— DATA SECTION —

►

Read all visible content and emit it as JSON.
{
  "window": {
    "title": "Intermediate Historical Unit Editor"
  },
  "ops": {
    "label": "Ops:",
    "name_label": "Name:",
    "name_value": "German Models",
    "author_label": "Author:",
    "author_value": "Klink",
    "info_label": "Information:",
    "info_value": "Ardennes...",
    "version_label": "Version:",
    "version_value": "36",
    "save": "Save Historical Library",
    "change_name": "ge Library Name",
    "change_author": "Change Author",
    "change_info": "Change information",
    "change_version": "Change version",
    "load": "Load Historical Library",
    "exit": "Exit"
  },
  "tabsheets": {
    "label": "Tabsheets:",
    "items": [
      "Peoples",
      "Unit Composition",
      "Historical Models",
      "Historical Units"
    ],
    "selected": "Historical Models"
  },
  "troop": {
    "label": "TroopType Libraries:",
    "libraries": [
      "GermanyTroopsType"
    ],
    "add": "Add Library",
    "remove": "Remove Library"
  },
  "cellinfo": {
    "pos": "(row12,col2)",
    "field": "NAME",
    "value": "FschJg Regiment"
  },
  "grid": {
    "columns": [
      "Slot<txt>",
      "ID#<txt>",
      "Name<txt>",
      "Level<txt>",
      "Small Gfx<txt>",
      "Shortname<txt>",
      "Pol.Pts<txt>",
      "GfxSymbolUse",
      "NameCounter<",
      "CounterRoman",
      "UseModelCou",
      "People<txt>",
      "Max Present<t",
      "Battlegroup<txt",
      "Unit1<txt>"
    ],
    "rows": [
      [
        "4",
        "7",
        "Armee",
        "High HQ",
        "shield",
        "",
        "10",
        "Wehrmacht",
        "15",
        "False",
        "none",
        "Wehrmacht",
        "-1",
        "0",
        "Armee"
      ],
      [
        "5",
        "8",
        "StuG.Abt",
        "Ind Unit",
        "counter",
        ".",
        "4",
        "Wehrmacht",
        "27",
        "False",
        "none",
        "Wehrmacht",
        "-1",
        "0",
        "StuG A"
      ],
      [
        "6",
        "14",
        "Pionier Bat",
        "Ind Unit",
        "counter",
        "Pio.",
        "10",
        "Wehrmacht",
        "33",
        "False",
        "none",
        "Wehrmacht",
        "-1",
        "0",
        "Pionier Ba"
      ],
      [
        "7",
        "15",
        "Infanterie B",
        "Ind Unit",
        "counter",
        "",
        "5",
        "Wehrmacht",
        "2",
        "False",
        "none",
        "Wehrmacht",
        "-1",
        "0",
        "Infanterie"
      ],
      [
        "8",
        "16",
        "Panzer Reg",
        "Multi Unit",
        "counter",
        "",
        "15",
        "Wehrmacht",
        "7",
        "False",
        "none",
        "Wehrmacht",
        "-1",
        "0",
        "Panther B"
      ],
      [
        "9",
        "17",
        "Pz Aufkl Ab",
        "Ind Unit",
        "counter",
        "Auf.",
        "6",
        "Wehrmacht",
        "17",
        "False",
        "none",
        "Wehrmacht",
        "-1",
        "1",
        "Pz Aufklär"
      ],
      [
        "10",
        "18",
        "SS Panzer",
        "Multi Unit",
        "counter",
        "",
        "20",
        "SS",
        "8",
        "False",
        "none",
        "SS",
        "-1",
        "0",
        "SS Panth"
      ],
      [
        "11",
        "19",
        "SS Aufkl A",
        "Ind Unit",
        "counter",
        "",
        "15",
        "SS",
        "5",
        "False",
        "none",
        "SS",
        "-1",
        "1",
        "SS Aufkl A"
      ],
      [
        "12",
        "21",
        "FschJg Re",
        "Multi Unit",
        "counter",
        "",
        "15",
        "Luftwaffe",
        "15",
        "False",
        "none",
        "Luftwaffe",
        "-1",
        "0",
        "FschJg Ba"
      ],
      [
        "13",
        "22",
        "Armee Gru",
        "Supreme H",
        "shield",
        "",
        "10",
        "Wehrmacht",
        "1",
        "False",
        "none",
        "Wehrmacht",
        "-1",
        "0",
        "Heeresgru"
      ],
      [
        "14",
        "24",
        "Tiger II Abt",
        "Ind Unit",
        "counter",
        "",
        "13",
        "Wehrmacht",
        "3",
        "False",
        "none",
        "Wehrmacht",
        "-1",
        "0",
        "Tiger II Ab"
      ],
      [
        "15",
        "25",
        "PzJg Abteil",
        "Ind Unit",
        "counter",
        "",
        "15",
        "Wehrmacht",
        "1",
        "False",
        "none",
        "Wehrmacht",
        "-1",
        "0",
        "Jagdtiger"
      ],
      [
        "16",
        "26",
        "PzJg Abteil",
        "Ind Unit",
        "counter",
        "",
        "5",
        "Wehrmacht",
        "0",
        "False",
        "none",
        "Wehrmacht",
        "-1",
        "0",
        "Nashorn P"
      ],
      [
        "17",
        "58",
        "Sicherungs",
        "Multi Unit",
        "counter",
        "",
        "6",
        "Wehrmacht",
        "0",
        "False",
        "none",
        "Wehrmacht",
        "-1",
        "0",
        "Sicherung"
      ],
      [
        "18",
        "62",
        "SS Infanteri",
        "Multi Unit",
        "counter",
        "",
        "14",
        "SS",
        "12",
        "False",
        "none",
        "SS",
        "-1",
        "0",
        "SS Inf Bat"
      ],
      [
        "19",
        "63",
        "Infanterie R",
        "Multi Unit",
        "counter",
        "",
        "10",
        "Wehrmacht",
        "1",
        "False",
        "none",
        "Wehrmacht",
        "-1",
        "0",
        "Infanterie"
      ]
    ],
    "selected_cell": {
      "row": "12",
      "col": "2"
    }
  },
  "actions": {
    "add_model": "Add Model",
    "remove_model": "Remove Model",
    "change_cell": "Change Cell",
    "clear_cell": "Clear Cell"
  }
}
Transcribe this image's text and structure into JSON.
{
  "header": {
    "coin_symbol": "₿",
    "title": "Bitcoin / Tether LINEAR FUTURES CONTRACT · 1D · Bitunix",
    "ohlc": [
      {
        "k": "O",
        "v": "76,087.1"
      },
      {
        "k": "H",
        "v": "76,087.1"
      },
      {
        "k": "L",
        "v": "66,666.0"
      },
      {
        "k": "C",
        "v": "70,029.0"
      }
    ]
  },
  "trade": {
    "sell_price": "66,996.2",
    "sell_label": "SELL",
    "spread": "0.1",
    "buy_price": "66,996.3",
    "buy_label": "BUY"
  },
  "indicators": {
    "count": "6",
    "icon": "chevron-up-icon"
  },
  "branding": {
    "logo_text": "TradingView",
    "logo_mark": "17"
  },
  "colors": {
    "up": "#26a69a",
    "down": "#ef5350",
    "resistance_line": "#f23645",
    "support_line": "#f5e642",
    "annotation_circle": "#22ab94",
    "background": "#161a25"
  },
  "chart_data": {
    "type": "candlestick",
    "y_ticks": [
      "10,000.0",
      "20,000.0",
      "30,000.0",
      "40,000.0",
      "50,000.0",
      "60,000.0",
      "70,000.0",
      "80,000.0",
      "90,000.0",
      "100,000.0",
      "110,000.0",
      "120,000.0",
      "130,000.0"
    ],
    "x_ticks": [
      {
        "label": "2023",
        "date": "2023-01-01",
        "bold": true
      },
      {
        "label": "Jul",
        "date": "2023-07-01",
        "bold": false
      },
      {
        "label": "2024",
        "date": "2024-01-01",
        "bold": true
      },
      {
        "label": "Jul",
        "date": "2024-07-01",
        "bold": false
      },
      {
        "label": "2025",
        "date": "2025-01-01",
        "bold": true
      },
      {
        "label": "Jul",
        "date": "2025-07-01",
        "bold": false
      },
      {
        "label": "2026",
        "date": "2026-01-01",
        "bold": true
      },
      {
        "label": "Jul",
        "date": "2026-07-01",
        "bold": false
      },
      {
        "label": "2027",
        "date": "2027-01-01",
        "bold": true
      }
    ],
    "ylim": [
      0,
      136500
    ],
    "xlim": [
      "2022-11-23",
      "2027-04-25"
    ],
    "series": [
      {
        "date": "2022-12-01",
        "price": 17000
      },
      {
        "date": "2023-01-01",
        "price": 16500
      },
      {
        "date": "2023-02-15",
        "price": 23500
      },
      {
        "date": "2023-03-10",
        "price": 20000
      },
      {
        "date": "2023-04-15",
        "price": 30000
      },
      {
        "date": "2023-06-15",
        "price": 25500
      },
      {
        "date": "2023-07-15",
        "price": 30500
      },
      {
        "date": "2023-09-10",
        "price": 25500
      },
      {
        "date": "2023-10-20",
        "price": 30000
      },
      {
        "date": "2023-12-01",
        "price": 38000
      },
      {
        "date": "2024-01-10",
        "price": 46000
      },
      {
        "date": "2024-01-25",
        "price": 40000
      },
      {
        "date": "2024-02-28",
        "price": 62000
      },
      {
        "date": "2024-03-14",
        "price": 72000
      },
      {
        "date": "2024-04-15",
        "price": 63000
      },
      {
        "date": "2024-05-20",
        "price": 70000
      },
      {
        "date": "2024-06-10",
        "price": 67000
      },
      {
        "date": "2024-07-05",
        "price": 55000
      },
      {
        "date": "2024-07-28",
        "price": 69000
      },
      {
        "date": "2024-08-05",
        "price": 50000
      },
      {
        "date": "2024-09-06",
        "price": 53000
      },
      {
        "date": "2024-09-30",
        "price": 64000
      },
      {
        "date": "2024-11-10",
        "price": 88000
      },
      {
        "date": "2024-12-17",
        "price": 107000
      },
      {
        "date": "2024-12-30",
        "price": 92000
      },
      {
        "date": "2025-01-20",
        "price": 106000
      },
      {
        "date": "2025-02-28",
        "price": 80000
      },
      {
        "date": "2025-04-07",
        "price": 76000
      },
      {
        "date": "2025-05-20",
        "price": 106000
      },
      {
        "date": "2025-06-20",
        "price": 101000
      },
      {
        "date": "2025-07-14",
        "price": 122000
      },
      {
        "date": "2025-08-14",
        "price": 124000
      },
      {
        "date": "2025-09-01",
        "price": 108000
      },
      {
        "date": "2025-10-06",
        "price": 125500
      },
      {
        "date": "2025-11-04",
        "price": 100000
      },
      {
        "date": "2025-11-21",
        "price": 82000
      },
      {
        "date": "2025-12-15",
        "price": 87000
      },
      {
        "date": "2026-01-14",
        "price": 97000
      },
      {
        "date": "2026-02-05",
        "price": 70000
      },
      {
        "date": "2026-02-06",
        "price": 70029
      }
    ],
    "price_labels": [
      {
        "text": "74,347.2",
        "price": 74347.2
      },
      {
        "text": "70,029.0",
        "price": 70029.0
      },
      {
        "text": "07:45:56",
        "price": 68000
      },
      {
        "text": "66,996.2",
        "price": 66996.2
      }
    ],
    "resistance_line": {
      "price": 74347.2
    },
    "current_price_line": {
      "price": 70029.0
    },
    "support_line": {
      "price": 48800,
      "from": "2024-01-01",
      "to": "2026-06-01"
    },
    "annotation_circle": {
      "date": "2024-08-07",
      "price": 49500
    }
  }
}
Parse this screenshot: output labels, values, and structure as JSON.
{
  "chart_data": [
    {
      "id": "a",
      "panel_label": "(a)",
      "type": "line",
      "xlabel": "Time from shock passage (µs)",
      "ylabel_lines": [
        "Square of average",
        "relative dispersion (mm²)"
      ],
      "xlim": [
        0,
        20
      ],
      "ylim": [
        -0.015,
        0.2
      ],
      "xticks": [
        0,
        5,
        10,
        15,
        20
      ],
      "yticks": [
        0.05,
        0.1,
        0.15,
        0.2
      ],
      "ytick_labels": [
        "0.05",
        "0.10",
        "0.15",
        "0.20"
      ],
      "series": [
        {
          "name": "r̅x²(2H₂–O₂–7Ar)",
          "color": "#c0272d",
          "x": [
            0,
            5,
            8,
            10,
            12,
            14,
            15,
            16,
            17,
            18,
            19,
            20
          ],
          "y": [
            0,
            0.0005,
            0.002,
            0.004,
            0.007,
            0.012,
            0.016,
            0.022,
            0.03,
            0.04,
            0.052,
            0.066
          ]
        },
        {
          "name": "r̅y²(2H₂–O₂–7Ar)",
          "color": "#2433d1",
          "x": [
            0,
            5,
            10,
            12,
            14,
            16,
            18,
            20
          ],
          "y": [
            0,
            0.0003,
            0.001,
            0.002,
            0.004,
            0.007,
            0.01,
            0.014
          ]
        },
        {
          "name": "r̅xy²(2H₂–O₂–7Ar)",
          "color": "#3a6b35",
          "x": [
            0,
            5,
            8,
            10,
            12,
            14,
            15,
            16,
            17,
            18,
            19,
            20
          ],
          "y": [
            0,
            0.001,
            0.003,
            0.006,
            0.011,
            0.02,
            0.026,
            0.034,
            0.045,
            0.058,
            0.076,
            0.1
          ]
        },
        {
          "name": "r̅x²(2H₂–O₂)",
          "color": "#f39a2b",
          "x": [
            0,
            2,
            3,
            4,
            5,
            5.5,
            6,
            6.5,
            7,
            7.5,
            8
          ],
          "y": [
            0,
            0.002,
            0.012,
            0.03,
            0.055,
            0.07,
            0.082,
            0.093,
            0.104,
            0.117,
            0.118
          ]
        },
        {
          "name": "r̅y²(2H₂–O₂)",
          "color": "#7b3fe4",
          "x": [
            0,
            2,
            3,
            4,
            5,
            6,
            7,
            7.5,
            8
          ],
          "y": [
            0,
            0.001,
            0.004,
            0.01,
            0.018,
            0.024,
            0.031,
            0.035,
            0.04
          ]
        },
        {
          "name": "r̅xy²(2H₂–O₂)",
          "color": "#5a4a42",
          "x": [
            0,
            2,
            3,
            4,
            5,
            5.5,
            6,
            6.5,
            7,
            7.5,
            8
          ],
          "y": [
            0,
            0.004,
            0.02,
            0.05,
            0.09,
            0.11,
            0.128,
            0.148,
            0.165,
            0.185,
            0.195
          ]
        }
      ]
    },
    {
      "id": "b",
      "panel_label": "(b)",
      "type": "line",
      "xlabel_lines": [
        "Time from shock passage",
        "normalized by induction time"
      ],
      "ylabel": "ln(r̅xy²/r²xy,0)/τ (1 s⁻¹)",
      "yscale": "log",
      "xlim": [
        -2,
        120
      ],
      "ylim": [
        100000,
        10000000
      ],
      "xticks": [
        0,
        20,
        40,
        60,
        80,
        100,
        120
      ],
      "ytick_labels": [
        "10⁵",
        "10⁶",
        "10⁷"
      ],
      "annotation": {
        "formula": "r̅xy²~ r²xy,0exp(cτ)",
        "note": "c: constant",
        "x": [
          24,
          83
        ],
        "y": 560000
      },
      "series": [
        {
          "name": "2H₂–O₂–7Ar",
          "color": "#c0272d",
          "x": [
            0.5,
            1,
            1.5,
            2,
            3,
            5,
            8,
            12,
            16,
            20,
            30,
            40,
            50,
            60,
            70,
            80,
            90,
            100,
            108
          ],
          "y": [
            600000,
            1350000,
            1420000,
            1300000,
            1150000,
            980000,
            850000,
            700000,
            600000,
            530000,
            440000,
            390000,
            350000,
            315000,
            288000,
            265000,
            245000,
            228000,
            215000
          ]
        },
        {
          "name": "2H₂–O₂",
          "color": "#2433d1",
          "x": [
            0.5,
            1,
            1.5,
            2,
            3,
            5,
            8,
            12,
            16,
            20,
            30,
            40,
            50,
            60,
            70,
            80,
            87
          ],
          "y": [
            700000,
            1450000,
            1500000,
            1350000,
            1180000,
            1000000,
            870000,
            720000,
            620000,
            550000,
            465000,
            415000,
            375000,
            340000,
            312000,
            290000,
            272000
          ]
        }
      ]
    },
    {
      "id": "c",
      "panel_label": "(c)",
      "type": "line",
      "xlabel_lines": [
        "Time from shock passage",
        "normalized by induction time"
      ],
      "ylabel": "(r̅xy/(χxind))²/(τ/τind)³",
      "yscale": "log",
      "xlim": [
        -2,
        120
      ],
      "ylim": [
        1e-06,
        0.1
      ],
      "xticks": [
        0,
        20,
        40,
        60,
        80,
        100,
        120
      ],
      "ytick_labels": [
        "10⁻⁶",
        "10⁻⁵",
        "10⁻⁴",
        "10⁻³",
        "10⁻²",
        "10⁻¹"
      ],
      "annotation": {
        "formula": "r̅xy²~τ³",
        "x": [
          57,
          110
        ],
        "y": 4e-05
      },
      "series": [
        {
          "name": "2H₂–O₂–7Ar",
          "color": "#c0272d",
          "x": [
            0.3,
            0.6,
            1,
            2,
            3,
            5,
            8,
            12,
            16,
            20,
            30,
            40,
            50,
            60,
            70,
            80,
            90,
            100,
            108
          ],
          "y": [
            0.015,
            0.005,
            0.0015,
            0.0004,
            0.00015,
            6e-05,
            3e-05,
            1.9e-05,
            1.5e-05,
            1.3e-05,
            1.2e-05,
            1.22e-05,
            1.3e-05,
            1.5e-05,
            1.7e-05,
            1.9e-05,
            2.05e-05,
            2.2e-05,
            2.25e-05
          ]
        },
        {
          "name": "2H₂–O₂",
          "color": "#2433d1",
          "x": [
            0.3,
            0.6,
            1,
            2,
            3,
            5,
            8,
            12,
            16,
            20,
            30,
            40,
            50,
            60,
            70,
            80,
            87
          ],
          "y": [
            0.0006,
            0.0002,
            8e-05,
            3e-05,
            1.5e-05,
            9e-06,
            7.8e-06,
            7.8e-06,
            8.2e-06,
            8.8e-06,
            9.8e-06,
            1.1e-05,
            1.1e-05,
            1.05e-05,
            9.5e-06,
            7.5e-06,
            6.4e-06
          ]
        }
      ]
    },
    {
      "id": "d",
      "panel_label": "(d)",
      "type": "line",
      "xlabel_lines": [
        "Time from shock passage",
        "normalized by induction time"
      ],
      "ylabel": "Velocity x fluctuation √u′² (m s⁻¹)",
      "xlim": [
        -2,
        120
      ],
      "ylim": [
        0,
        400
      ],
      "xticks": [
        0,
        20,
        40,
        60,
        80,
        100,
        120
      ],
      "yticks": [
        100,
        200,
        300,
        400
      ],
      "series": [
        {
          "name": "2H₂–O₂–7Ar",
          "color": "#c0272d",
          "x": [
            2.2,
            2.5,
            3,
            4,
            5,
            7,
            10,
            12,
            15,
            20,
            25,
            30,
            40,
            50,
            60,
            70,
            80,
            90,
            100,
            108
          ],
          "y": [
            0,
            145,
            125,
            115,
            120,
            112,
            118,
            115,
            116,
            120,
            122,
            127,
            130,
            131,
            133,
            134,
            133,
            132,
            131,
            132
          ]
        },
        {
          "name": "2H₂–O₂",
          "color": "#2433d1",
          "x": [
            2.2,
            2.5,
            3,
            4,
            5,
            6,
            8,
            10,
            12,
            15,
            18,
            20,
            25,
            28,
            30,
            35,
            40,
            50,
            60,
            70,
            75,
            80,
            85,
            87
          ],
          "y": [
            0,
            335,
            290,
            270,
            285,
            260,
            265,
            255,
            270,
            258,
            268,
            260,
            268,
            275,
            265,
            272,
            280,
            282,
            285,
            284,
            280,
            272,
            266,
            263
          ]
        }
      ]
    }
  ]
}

◄

— WHAT THE TASK ASKS —
Search the records for the string "FschJg" and return every line in which it occurs.

— OUTPUT —
    "value": "FschJg Regiment"
        "FschJg Re",
        "FschJg Ba"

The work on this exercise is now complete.